-- Raw data --
— START —
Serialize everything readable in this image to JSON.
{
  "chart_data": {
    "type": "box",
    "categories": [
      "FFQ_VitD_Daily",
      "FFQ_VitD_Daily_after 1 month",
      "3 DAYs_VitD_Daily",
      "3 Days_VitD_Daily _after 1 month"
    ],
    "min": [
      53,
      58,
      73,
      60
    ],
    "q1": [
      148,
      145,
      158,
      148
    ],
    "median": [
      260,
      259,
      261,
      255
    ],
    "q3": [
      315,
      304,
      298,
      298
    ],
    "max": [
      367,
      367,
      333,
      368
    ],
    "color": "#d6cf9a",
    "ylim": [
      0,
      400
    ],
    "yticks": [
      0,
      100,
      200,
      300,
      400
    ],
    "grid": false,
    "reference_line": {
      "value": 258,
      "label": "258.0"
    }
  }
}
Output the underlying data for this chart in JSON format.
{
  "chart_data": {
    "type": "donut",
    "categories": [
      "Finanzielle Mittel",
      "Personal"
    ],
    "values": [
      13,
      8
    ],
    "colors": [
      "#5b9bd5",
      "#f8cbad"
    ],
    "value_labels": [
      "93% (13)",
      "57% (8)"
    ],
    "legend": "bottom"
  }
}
— END —
-- Stated problem --
Give only the number of lines in the material above where the string "this" appears.

-- Solution to the exercise --
2